EXERCISE INPUTS:
----------------
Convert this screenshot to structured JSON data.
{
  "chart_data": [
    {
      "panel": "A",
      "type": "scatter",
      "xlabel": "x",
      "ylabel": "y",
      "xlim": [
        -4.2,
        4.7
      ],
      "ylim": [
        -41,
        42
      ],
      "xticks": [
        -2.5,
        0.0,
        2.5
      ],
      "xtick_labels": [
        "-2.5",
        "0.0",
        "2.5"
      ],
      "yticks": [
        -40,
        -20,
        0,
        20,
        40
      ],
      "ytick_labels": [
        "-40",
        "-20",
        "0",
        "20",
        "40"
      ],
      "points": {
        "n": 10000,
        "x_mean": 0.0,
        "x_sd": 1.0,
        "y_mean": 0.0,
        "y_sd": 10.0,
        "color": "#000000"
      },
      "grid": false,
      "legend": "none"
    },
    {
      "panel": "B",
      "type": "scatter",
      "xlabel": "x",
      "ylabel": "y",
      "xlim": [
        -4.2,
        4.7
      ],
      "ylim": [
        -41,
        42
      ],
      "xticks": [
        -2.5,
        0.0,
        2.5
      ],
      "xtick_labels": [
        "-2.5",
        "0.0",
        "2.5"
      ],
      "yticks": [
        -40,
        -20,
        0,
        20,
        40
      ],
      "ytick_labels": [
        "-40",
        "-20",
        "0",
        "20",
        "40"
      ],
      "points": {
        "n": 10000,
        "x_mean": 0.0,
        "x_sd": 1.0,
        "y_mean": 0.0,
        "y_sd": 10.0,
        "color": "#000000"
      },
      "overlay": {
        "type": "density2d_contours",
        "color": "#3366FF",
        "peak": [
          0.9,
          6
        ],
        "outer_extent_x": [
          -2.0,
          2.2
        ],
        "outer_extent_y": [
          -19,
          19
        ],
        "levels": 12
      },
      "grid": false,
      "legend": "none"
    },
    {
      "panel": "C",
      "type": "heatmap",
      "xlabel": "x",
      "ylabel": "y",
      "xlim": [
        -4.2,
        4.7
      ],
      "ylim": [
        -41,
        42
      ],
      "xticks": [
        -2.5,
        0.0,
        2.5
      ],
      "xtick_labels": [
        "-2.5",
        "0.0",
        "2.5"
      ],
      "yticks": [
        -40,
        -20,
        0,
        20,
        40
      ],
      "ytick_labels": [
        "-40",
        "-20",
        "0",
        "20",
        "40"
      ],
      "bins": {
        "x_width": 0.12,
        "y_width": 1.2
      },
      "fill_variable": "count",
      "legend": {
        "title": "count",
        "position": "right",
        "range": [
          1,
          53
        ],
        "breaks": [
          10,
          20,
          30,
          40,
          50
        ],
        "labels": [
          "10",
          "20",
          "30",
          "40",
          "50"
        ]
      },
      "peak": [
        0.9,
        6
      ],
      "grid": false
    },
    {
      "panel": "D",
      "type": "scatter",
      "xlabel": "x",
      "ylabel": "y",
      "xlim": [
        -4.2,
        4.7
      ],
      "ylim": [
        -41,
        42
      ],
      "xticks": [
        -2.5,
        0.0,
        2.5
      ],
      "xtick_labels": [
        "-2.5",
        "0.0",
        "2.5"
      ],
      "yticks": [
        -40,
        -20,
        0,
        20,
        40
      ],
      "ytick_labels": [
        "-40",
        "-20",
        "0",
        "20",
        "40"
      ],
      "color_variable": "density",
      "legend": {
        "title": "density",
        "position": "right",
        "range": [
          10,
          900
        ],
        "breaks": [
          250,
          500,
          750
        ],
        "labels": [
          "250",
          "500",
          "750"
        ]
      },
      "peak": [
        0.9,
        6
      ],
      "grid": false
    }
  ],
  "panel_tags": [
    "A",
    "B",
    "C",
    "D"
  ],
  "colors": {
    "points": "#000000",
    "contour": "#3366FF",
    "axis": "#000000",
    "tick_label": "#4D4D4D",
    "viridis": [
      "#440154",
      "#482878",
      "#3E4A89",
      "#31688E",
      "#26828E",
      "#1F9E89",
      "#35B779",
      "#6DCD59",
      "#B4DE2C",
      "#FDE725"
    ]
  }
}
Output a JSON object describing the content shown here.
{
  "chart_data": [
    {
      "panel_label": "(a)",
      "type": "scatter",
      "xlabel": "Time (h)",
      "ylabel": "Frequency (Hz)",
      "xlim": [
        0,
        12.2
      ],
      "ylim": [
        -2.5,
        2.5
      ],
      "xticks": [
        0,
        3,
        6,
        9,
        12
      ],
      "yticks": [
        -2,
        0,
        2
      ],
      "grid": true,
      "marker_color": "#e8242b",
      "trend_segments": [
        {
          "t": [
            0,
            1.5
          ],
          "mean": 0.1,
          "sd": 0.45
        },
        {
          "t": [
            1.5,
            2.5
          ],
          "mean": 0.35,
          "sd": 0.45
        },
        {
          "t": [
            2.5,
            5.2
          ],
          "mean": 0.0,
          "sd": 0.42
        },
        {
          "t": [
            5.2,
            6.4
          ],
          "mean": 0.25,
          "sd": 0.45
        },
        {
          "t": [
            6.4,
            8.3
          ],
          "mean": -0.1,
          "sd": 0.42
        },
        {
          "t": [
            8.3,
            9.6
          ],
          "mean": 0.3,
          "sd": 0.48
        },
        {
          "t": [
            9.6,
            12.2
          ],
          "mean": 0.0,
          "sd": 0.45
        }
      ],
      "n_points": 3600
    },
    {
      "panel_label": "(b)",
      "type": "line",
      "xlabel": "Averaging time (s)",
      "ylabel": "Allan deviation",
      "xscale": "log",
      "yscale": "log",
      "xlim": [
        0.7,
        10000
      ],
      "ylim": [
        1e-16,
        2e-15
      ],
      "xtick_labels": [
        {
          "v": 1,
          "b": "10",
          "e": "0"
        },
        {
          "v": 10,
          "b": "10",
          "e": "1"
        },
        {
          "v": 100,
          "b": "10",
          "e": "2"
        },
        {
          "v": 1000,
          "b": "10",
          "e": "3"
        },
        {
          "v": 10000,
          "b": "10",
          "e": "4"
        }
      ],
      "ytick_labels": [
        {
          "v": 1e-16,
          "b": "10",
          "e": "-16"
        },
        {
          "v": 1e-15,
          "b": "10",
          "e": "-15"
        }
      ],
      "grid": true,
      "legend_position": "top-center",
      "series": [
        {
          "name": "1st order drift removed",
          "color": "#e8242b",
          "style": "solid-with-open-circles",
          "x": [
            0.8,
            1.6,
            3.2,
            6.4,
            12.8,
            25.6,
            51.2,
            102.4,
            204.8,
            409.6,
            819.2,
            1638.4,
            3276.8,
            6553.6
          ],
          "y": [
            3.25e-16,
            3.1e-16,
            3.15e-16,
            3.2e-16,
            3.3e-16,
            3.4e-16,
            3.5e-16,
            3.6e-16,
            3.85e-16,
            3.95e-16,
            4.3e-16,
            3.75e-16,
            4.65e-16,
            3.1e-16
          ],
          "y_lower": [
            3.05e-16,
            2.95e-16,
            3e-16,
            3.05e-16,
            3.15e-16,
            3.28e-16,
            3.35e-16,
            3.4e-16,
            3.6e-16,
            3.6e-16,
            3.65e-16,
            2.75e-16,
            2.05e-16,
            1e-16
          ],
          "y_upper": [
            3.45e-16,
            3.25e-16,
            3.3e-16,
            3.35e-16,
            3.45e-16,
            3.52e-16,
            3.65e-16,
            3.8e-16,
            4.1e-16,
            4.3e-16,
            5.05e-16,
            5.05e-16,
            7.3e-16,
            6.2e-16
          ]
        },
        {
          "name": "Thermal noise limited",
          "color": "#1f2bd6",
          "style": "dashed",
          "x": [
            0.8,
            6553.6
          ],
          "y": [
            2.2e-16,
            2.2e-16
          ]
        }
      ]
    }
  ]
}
----------------
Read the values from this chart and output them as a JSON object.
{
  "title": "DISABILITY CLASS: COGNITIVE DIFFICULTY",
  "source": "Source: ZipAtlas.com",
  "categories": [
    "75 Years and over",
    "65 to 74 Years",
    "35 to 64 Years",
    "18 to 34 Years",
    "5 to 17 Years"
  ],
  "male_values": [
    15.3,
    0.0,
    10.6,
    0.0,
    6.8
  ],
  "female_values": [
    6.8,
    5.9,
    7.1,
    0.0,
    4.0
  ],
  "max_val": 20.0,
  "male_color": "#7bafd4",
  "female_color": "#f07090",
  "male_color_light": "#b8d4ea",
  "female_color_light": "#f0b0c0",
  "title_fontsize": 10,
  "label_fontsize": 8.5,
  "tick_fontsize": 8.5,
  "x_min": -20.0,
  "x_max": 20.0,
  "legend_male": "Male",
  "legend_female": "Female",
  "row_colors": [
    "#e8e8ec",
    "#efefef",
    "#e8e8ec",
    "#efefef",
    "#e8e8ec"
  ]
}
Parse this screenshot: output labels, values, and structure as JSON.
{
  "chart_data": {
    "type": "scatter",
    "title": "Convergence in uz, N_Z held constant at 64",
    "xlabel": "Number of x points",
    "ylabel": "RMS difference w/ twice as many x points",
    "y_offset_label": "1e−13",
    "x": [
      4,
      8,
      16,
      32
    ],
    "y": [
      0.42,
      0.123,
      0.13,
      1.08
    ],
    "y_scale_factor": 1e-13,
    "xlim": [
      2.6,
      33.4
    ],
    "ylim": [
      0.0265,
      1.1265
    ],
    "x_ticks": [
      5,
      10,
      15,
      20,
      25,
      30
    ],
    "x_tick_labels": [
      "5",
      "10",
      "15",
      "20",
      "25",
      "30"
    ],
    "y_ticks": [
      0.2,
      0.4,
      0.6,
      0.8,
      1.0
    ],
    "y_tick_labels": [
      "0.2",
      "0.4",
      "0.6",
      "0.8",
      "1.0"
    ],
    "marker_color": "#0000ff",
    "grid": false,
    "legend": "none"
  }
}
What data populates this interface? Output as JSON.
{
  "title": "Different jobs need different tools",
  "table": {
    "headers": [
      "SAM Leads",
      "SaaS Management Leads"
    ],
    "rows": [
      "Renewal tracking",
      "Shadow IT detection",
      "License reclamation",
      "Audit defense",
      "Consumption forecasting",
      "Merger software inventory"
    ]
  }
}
----------------
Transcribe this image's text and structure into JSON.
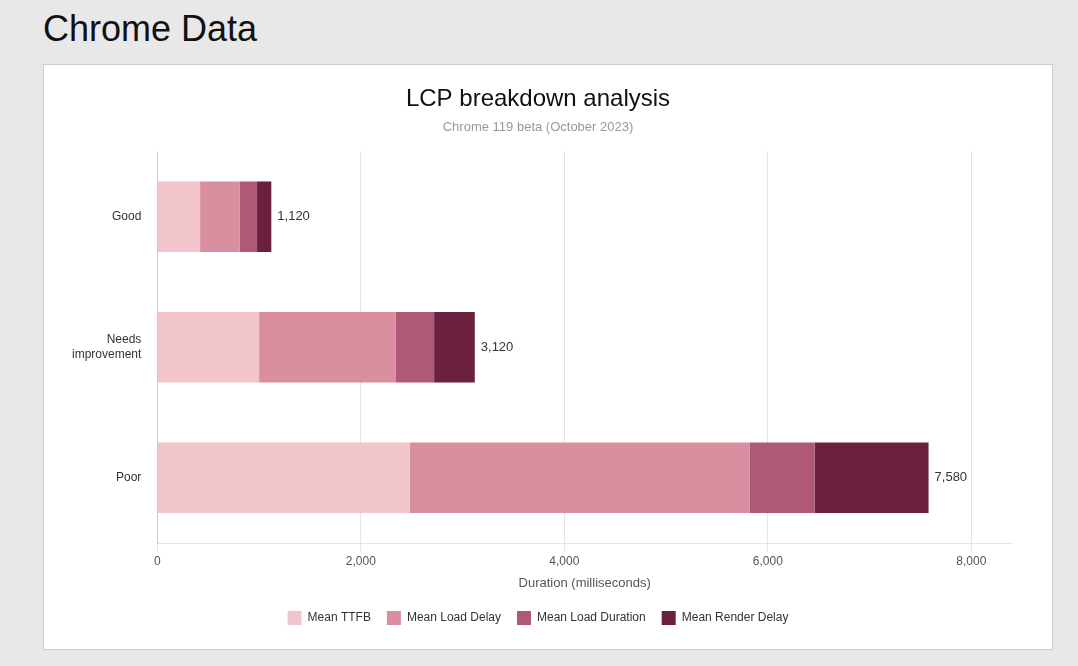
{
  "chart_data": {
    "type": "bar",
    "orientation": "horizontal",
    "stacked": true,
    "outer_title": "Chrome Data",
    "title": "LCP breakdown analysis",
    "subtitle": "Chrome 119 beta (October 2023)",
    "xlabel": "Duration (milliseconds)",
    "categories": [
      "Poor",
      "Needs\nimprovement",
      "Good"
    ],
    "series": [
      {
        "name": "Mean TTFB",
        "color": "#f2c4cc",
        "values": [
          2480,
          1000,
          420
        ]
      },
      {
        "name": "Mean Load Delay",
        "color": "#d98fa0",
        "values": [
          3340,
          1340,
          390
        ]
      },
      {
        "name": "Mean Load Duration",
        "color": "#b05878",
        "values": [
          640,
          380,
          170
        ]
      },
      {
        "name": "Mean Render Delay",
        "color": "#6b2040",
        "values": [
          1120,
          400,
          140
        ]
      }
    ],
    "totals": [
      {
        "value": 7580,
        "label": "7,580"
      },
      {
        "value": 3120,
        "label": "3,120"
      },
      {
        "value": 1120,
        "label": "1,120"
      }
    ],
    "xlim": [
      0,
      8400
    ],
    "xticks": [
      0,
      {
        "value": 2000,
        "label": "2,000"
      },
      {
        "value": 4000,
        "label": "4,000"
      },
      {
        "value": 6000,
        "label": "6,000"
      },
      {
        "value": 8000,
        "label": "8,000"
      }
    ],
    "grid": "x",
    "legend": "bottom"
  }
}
----------------
In the entries above, identify each line that includes the string "name", then copy it.

TASK OUTPUT:
          "name": "1st order drift removed",
          "name": "Thermal noise limited",
        "name": "Mean TTFB",
        "name": "Mean Load Delay",
        "name": "Mean Load Duration",
        "name": "Mean Render Delay",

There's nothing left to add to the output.